-- BEGIN PROVIDED DATA --

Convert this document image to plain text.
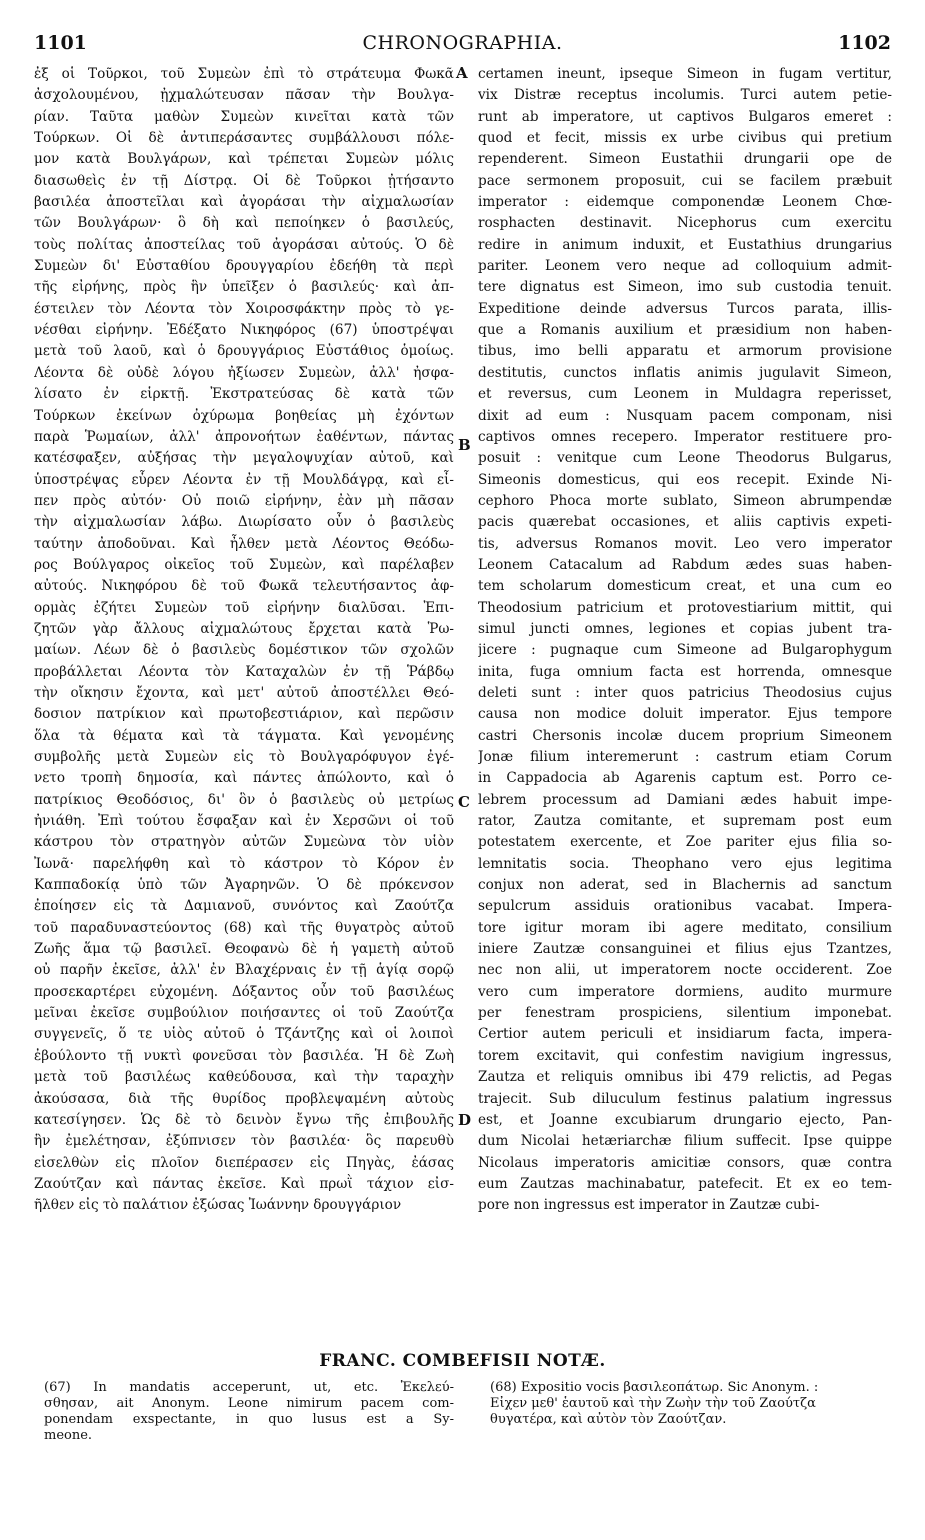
1101	CHRONOGRAPHIA.	1102
ἐξ οἱ Τοῦρκοι, τοῦ Συμεὼν ἐπὶ τὸ στράτευμα Φωκᾶ
ἀσχολουμένου, ᾐχμαλώτευσαν πᾶσαν τὴν Βουλγα-
ρίαν. Ταῦτα μαθὼν Συμεὼν κινεῖται κατὰ τῶν
Τούρκων. Οἱ δὲ ἀντιπεράσαντες συμβάλλουσι πόλε-
μον κατὰ Βουλγάρων, καὶ τρέπεται Συμεὼν μόλις
διασωθεὶς ἐν τῇ Δίστρᾳ. Οἱ δὲ Τοῦρκοι ᾐτήσαντο
βασιλέα ἀποστεῖλαι καὶ ἀγοράσαι τὴν αἰχμαλωσίαν
τῶν Βουλγάρων· ὃ δὴ καὶ πεποίηκεν ὁ βασιλεύς,
τοὺς πολίτας ἀποστείλας τοῦ ἀγοράσαι αὐτούς. Ὁ δὲ
Συμεὼν δι' Εὐσταθίου δρουγγαρίου ἐδεήθη τὰ περὶ
τῆς εἰρήνης, πρὸς ἣν ὑπεῖξεν ὁ βασιλεύς· καὶ ἀπ-
έστειλεν τὸν Λέοντα τὸν Χοιροσφάκτην πρὸς τὸ γε-
νέσθαι εἰρήνην. Ἐδέξατο Νικηφόρος (67) ὑποστρέψαι
μετὰ τοῦ λαοῦ, καὶ ὁ δρουγγάριος Εὐστάθιος ὁμοίως.
Λέοντα δὲ οὐδὲ λόγου ἠξίωσεν Συμεὼν, ἀλλ' ἠσφα-
λίσατο ἐν εἱρκτῇ. Ἐκστρατεύσας δὲ κατὰ τῶν
Τούρκων ἐκείνων ὀχύρωμα βοηθείας μὴ ἐχόντων
παρὰ Ῥωμαίων, ἀλλ' ἀπρονοήτων ἐαθέντων, πάντας
κατέσφαξεν, αὐξήσας τὴν μεγαλοψυχίαν αὐτοῦ, καὶ
ὑποστρέψας εὗρεν Λέοντα ἐν τῇ Μουλδάγρᾳ, καὶ εἶ-
πεν πρὸς αὐτόν· Οὐ ποιῶ εἰρήνην, ἐὰν μὴ πᾶσαν
τὴν αἰχμαλωσίαν λάβω. Διωρίσατο οὖν ὁ βασιλεὺς
ταύτην ἀποδοῦναι. Καὶ ἦλθεν μετὰ Λέοντος Θεόδω-
ρος Βούλγαρος οἰκεῖος τοῦ Συμεὼν, καὶ παρέλαβεν
αὐτούς. Νικηφόρου δὲ τοῦ Φωκᾶ τελευτήσαντος ἀφ-
ορμὰς ἐζήτει Συμεὼν τοῦ εἰρήνην διαλῦσαι. Ἐπι-
ζητῶν γὰρ ἄλλους αἰχμαλώτους ἔρχεται κατὰ Ῥω-
μαίων. Λέων δὲ ὁ βασιλεὺς δομέστικον τῶν σχολῶν
προβάλλεται Λέοντα τὸν Καταχαλὼν ἐν τῇ Ῥάβδῳ
τὴν οἴκησιν ἔχοντα, καὶ μετ' αὐτοῦ ἀποστέλλει Θεό-
δοσιον πατρίκιον καὶ πρωτοβεστιάριον, καὶ περῶσιν
ὅλα τὰ θέματα καὶ τὰ τάγματα. Καὶ γενομένης
συμβολῆς μετὰ Συμεὼν εἰς τὸ Βουλγαρόφυγον ἐγέ-
νετο τροπὴ δημοσία, καὶ πάντες ἀπώλοντο, καὶ ὁ
πατρίκιος Θεοδόσιος, δι' ὃν ὁ βασιλεὺς οὐ μετρίως
ἠνιάθη. Ἐπὶ τούτου ἔσφαξαν καὶ ἐν Χερσῶνι οἱ τοῦ
κάστρου τὸν στρατηγὸν αὐτῶν Συμεὼνα τὸν υἱὸν
Ἰωνᾶ· παρελήφθη καὶ τὸ κάστρον τὸ Κόρον ἐν
Καππαδοκίᾳ ὑπὸ τῶν Ἀγαρηνῶν. Ὁ δὲ πρόκενσον
ἐποίησεν εἰς τὰ Δαμιανοῦ, συνόντος καὶ Ζαούτζα
τοῦ παραδυναστεύοντος (68) καὶ τῆς θυγατρὸς αὐτοῦ
Ζωῆς ἅμα τῷ βασιλεῖ. Θεοφανὼ δὲ ἡ γαμετὴ αὐτοῦ
οὐ παρῆν ἐκεῖσε, ἀλλ' ἐν Βλαχέρναις ἐν τῇ ἁγίᾳ σορῷ
προσεκαρτέρει εὐχομένη. Δόξαντος οὖν τοῦ βασιλέως
μεῖναι ἐκεῖσε συμβούλιον ποιήσαντες οἱ τοῦ Ζαούτζα
συγγενεῖς, ὅ τε υἱὸς αὐτοῦ ὁ Τζάντζης καὶ οἱ λοιποὶ
ἐβούλοντο τῇ νυκτὶ φονεῦσαι τὸν βασιλέα. Ἡ δὲ Ζωὴ
μετὰ τοῦ βασιλέως καθεύδουσα, καὶ τὴν ταραχὴν
ἀκούσασα, διὰ τῆς θυρίδος προβλεψαμένη αὐτοὺς
κατεσίγησεν. Ὡς δὲ τὸ δεινὸν ἔγνω τῆς ἐπιβουλῆς
ἣν ἐμελέτησαν, ἐξύπνισεν τὸν βασιλέα· ὃς παρευθὺ
εἰσελθὼν εἰς πλοῖον διεπέρασεν εἰς Πηγὰς, ἐάσας
Ζαούτζαν καὶ πάντας ἐκεῖσε. Καὶ πρωῒ τάχιον εἰσ-
ῆλθεν εἰς τὸ παλάτιον ἐξώσας Ἰωάννην δρουγγάριον
certamen ineunt, ipseque Simeon in fugam vertitur,
vix Distræ receptus incolumis. Turci autem petie-
runt ab imperatore, ut captivos Bulgaros emeret :
quod et fecit, missis ex urbe civibus qui pretium
rependerent. Simeon Eustathii drungarii ope de
pace sermonem proposuit, cui se facilem præbuit
imperator : eidemque componendæ Leonem Chœ-
rosphacten destinavit. Nicephorus cum exercitu
redire in animum induxit, et Eustathius drungarius
pariter. Leonem vero neque ad colloquium admit-
tere dignatus est Simeon, imo sub custodia tenuit.
Expeditione deinde adversus Turcos parata, illis-
que a Romanis auxilium et præsidium non haben-
tibus, imo belli apparatu et armorum provisione
destitutis, cunctos inflatis animis jugulavit Simeon,
et reversus, cum Leonem in Muldagra reperisset,
dixit ad eum : Nusquam pacem componam, nisi
captivos omnes recepero. Imperator restituere pro-
posuit : venitque cum Leone Theodorus Bulgarus,
Simeonis domesticus, qui eos recepit. Exinde Ni-
cephoro Phoca morte sublato, Simeon abrumpendæ
pacis quærebat occasiones, et aliis captivis expeti-
tis, adversus Romanos movit. Leo vero imperator
Leonem Catacalum ad Rabdum ædes suas haben-
tem scholarum domesticum creat, et una cum eo
Theodosium patricium et protovestiarium mittit, qui
simul juncti omnes, legiones et copias jubent tra-
jicere : pugnaque cum Simeone ad Bulgarophygum
inita, fuga omnium facta est horrenda, omnesque
deleti sunt : inter quos patricius Theodosius cujus
causa non modice doluit imperator. Ejus tempore
castri Chersonis incolæ ducem proprium Simeonem
Jonæ filium interemerunt : castrum etiam Corum
in Cappadocia ab Agarenis captum est. Porro ce-
lebrem processum ad Damiani ædes habuit impe-
rator, Zautza comitante, et supremam post eum
potestatem exercente, et Zoe pariter ejus filia so-
lemnitatis socia. Theophano vero ejus legitima
conjux non aderat, sed in Blachernis ad sanctum
sepulcrum assiduis orationibus vacabat. Impera-
tore igitur moram ibi agere meditato, consilium
iniere Zautzæ consanguinei et filius ejus Tzantzes,
nec non alii, ut imperatorem nocte occiderent. Zoe
vero cum imperatore dormiens, audito murmure
per fenestram prospiciens, silentium imponebat.
Certior autem periculi et insidiarum facta, impera-
torem excitavit, qui confestim navigium ingressus,
Zautza et reliquis omnibus ibi 479 relictis, ad Pegas
trajecit. Sub diluculum festinus palatium ingressus
est, et Joanne excubiarum drungario ejecto, Pan-
dum Nicolai hetæriarchæ filium suffecit. Ipse quippe
Nicolaus imperatoris amicitiæ consors, quæ contra
eum Zautzas machinabatur, patefecit. Et ex eo tem-
pore non ingressus est imperator in Zautzæ cubi-
A
B
C
D
FRANC. COMBEFISII NOTÆ.
(67) In mandatis acceperunt, ut, etc. Ἐκελεύ-
σθησαν, ait Anonym. Leone nimirum pacem com-
ponendam exspectante, in quo lusus est a Sy-
meone.
(68) Expositio vocis βασιλεοπάτωρ. Sic Anonym. :
Εἶχεν μεθ' ἑαυτοῦ καὶ τὴν Ζωὴν τὴν τοῦ Ζαούτζα
θυγατέρα, καὶ αὐτὸν τὸν Ζαούτζαν.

-- END PROVIDED DATA --

SHORT PROBLEM — Copy every line of the data that holds the string "κατὰ".

RESPONSE TO THIS EXERCISE —
ρίαν. Ταῦτα μαθὼν Συμεὼν κινεῖται κατὰ τῶν
μον κατὰ Βουλγάρων, καὶ τρέπεται Συμεὼν μόλις
λίσατο ἐν εἱρκτῇ. Ἐκστρατεύσας δὲ κατὰ τῶν
ζητῶν γὰρ ἄλλους αἰχμαλώτους ἔρχεται κατὰ Ῥω-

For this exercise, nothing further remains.